• **Records**:

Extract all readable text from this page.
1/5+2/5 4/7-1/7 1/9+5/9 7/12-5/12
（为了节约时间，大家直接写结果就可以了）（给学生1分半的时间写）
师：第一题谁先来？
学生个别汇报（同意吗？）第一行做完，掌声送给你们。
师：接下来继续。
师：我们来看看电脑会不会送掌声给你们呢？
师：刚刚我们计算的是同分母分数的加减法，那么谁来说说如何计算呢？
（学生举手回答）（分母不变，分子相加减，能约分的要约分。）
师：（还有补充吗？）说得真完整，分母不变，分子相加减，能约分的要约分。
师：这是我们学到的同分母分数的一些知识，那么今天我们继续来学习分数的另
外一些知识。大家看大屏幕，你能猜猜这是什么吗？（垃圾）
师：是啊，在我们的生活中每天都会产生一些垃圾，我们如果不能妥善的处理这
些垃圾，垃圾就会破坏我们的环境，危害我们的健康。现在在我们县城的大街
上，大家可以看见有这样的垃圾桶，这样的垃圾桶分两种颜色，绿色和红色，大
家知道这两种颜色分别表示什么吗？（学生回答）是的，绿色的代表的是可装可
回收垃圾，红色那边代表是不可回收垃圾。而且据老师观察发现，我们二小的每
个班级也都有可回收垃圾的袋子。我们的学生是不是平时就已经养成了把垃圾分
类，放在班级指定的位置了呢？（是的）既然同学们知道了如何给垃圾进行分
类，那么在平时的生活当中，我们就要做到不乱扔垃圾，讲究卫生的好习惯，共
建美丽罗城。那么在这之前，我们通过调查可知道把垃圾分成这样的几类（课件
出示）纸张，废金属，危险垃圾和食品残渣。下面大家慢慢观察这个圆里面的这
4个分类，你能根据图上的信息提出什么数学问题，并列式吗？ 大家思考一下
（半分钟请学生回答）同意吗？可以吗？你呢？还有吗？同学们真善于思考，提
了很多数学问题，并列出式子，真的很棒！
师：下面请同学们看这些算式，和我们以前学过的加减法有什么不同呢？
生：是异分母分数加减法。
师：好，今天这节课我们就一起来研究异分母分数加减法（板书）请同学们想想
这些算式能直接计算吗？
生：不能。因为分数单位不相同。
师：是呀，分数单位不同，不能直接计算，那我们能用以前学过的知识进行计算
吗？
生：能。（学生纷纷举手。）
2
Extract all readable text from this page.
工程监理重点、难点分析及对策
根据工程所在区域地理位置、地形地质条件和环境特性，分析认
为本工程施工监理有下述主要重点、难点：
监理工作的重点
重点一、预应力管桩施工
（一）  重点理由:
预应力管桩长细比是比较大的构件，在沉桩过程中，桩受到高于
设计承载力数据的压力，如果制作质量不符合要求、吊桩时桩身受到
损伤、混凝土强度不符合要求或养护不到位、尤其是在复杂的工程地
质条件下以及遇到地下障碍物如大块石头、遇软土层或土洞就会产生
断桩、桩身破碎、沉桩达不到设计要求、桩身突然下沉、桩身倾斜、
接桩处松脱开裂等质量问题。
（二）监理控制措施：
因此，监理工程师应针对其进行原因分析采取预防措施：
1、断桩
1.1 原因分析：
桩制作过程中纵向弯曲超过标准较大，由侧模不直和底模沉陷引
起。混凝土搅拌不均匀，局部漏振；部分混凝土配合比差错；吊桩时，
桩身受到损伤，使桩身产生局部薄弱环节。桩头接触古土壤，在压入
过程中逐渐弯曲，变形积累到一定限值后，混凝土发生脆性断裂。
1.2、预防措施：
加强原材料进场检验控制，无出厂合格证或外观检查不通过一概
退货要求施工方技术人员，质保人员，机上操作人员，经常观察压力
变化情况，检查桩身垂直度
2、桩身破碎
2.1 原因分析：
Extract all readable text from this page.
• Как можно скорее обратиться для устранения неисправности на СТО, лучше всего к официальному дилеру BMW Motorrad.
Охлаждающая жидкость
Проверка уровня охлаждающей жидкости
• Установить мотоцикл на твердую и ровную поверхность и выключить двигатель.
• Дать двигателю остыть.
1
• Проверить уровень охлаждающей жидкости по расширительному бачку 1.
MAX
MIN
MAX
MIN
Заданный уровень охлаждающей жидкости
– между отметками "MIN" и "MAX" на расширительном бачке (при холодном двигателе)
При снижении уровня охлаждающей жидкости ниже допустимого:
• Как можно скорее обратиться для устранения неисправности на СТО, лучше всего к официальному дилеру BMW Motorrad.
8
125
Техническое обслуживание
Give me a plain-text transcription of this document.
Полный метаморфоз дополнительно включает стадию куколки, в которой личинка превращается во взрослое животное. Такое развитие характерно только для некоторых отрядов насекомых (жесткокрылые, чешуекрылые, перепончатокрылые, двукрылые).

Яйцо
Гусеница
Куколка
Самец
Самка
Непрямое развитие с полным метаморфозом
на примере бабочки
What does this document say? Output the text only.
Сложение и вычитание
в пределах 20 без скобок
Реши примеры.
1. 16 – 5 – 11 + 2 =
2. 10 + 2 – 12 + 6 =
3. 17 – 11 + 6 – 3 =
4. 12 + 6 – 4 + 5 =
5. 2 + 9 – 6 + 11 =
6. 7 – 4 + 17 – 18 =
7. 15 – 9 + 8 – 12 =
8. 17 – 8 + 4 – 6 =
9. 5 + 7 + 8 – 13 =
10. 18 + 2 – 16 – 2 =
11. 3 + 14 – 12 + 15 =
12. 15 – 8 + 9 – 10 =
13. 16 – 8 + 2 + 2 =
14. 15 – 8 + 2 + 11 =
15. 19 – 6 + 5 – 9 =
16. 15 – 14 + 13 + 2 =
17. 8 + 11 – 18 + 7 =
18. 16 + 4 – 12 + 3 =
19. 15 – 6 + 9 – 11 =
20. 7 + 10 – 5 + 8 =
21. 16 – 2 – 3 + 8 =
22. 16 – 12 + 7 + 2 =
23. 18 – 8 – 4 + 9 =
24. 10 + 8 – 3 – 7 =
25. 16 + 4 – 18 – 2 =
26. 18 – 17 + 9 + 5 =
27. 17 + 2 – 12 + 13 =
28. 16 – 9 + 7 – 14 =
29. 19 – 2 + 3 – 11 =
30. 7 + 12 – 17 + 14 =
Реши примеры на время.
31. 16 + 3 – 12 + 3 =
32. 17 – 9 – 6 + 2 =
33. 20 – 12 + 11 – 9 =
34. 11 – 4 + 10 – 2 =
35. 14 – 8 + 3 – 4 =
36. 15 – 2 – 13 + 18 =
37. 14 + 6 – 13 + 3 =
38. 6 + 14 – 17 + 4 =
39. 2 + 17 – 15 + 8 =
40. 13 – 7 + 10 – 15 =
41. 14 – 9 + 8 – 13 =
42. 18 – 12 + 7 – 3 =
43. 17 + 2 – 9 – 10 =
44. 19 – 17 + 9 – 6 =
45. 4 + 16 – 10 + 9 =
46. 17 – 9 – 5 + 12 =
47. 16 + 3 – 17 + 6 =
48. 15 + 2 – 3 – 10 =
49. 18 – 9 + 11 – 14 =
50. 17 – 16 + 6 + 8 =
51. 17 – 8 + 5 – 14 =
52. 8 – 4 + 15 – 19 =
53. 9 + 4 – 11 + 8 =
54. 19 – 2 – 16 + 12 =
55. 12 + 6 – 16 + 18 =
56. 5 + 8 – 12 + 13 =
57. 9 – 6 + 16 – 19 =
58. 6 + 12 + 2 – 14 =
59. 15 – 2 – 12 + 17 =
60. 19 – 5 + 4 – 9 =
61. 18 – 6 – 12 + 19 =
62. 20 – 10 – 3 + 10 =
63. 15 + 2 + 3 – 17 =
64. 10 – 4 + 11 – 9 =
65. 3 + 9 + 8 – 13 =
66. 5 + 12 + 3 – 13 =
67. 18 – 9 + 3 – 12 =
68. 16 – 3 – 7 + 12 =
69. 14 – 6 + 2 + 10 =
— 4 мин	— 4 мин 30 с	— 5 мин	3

• **Aim**: In the listing above, locate each line with "охлаждающей" and copy it.

• **Result of this exercise**:
Проверка уровня охлаждающей жидкости
• Проверить уровень охлаждающей жидкости по расширительному бачку 1.
Заданный уровень охлаждающей жидкости
При снижении уровня охлаждающей жидкости ниже допустимого:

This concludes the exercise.